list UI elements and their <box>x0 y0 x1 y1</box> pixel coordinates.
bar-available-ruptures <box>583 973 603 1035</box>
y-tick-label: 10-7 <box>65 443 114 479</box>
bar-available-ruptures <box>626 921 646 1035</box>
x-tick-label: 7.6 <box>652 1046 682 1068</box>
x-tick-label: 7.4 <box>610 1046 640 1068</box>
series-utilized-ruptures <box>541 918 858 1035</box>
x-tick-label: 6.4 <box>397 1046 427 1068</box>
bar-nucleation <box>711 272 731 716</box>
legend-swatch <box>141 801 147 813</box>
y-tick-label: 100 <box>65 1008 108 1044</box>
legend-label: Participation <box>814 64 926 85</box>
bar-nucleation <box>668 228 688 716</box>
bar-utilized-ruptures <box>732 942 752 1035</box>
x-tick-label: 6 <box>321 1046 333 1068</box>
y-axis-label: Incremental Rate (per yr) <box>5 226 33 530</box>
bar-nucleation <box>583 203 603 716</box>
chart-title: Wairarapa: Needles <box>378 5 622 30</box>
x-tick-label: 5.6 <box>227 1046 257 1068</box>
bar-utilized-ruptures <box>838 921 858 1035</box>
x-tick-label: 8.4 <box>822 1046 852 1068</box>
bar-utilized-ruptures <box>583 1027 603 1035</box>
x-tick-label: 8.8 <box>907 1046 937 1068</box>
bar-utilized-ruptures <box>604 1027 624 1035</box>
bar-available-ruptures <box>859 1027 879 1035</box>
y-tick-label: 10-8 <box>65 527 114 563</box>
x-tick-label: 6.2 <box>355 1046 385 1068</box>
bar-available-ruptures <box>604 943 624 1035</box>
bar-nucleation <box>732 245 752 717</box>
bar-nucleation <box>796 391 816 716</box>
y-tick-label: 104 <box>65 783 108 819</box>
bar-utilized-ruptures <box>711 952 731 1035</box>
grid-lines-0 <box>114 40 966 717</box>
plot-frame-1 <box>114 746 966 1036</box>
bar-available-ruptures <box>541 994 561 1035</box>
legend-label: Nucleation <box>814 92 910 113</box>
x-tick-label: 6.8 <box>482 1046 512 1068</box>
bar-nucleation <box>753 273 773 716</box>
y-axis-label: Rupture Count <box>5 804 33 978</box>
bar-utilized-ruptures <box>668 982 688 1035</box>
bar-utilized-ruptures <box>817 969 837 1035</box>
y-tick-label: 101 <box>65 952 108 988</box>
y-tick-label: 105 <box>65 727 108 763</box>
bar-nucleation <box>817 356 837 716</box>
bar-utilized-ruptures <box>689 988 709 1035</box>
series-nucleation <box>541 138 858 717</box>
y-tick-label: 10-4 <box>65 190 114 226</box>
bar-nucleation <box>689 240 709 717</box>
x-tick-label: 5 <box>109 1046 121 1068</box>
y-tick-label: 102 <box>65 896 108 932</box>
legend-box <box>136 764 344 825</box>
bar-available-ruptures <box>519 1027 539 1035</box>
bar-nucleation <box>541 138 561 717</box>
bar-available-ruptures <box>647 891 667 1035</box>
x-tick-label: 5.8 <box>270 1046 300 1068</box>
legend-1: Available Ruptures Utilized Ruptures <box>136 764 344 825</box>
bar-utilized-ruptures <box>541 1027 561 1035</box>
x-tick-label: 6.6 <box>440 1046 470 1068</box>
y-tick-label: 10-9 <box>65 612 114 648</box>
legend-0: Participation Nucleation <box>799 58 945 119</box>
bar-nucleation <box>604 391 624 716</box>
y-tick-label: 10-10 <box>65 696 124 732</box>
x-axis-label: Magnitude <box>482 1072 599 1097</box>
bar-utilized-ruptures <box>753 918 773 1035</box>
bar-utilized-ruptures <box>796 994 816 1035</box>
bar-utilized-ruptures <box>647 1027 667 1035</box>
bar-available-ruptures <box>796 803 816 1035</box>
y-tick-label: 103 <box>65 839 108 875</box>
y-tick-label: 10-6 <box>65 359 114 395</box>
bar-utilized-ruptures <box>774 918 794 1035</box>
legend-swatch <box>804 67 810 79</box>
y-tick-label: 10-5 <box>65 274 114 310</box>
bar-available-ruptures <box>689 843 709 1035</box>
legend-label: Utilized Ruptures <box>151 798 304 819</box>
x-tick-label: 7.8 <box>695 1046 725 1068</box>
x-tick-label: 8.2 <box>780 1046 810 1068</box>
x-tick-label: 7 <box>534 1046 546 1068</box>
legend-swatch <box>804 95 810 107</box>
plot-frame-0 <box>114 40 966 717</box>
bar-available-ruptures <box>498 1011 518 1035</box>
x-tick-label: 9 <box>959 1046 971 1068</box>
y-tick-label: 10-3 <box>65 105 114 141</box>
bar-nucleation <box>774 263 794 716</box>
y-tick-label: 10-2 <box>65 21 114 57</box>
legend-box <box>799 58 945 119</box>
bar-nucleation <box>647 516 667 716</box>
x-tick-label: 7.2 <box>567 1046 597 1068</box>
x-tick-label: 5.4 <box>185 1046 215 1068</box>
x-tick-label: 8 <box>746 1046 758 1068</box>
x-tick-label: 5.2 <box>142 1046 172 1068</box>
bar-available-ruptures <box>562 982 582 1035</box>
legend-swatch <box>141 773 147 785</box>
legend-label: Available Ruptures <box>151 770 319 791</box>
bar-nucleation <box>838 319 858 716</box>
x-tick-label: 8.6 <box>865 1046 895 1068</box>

++++++++++

Reproduce every one of the entries above word for word, keeping each line in its original order.

list UI elements and their <box>x0 y0 x1 y1</box> pixel coordinates.
bar-available-ruptures <box>583 973 603 1035</box>
y-tick-label: 10-7 <box>65 443 114 479</box>
bar-available-ruptures <box>626 921 646 1035</box>
x-tick-label: 7.6 <box>652 1046 682 1068</box>
x-tick-label: 7.4 <box>610 1046 640 1068</box>
series-utilized-ruptures <box>541 918 858 1035</box>
x-tick-label: 6.4 <box>397 1046 427 1068</box>
bar-nucleation <box>711 272 731 716</box>
legend-swatch <box>141 801 147 813</box>
y-tick-label: 100 <box>65 1008 108 1044</box>
legend-label: Participation <box>814 64 926 85</box>
bar-nucleation <box>668 228 688 716</box>
bar-utilized-ruptures <box>732 942 752 1035</box>
x-tick-label: 6 <box>321 1046 333 1068</box>
y-axis-label: Incremental Rate (per yr) <box>5 226 33 530</box>
bar-nucleation <box>583 203 603 716</box>
chart-title: Wairarapa: Needles <box>378 5 622 30</box>
x-tick-label: 5.6 <box>227 1046 257 1068</box>
bar-utilized-ruptures <box>838 921 858 1035</box>
x-tick-label: 8.4 <box>822 1046 852 1068</box>
bar-utilized-ruptures <box>583 1027 603 1035</box>
x-tick-label: 8.8 <box>907 1046 937 1068</box>
bar-utilized-ruptures <box>604 1027 624 1035</box>
bar-available-ruptures <box>859 1027 879 1035</box>
y-tick-label: 10-8 <box>65 527 114 563</box>
x-tick-label: 6.2 <box>355 1046 385 1068</box>
bar-available-ruptures <box>604 943 624 1035</box>
bar-nucleation <box>732 245 752 717</box>
bar-nucleation <box>796 391 816 716</box>
y-tick-label: 104 <box>65 783 108 819</box>
bar-utilized-ruptures <box>711 952 731 1035</box>
grid-lines-0 <box>114 40 966 717</box>
plot-frame-1 <box>114 746 966 1036</box>
bar-available-ruptures <box>541 994 561 1035</box>
legend-label: Nucleation <box>814 92 910 113</box>
x-tick-label: 6.8 <box>482 1046 512 1068</box>
bar-nucleation <box>753 273 773 716</box>
y-axis-label: Rupture Count <box>5 804 33 978</box>
bar-utilized-ruptures <box>668 982 688 1035</box>
bar-utilized-ruptures <box>817 969 837 1035</box>
y-tick-label: 101 <box>65 952 108 988</box>
y-tick-label: 105 <box>65 727 108 763</box>
bar-nucleation <box>817 356 837 716</box>
bar-utilized-ruptures <box>689 988 709 1035</box>
series-nucleation <box>541 138 858 717</box>
y-tick-label: 10-4 <box>65 190 114 226</box>
bar-nucleation <box>689 240 709 717</box>
x-tick-label: 5 <box>109 1046 121 1068</box>
y-tick-label: 102 <box>65 896 108 932</box>
legend-box <box>136 764 344 825</box>
bar-available-ruptures <box>519 1027 539 1035</box>
bar-nucleation <box>541 138 561 717</box>
bar-available-ruptures <box>647 891 667 1035</box>
x-tick-label: 5.8 <box>270 1046 300 1068</box>
legend-1: Available Ruptures Utilized Ruptures <box>136 764 344 825</box>
bar-utilized-ruptures <box>541 1027 561 1035</box>
x-tick-label: 6.6 <box>440 1046 470 1068</box>
y-tick-label: 10-9 <box>65 612 114 648</box>
legend-0: Participation Nucleation <box>799 58 945 119</box>
bar-nucleation <box>604 391 624 716</box>
y-tick-label: 10-10 <box>65 696 124 732</box>
x-axis-label: Magnitude <box>482 1072 599 1097</box>
bar-utilized-ruptures <box>753 918 773 1035</box>
bar-utilized-ruptures <box>796 994 816 1035</box>
bar-utilized-ruptures <box>647 1027 667 1035</box>
bar-available-ruptures <box>796 803 816 1035</box>
y-tick-label: 103 <box>65 839 108 875</box>
y-tick-label: 10-6 <box>65 359 114 395</box>
bar-utilized-ruptures <box>774 918 794 1035</box>
legend-swatch <box>804 67 810 79</box>
y-tick-label: 10-5 <box>65 274 114 310</box>
bar-available-ruptures <box>689 843 709 1035</box>
legend-label: Utilized Ruptures <box>151 798 304 819</box>
x-tick-label: 7.8 <box>695 1046 725 1068</box>
x-tick-label: 8.2 <box>780 1046 810 1068</box>
x-tick-label: 7 <box>534 1046 546 1068</box>
legend-swatch <box>804 95 810 107</box>
plot-frame-0 <box>114 40 966 717</box>
bar-available-ruptures <box>498 1011 518 1035</box>
x-tick-label: 9 <box>959 1046 971 1068</box>
y-tick-label: 10-3 <box>65 105 114 141</box>
bar-nucleation <box>774 263 794 716</box>
y-tick-label: 10-2 <box>65 21 114 57</box>
legend-box <box>799 58 945 119</box>
bar-nucleation <box>647 516 667 716</box>
x-tick-label: 7.2 <box>567 1046 597 1068</box>
x-tick-label: 5.4 <box>185 1046 215 1068</box>
x-tick-label: 8 <box>746 1046 758 1068</box>
x-tick-label: 5.2 <box>142 1046 172 1068</box>
bar-available-ruptures <box>562 982 582 1035</box>
legend-swatch <box>141 773 147 785</box>
legend-label: Available Ruptures <box>151 770 319 791</box>
bar-nucleation <box>838 319 858 716</box>
x-tick-label: 8.6 <box>865 1046 895 1068</box>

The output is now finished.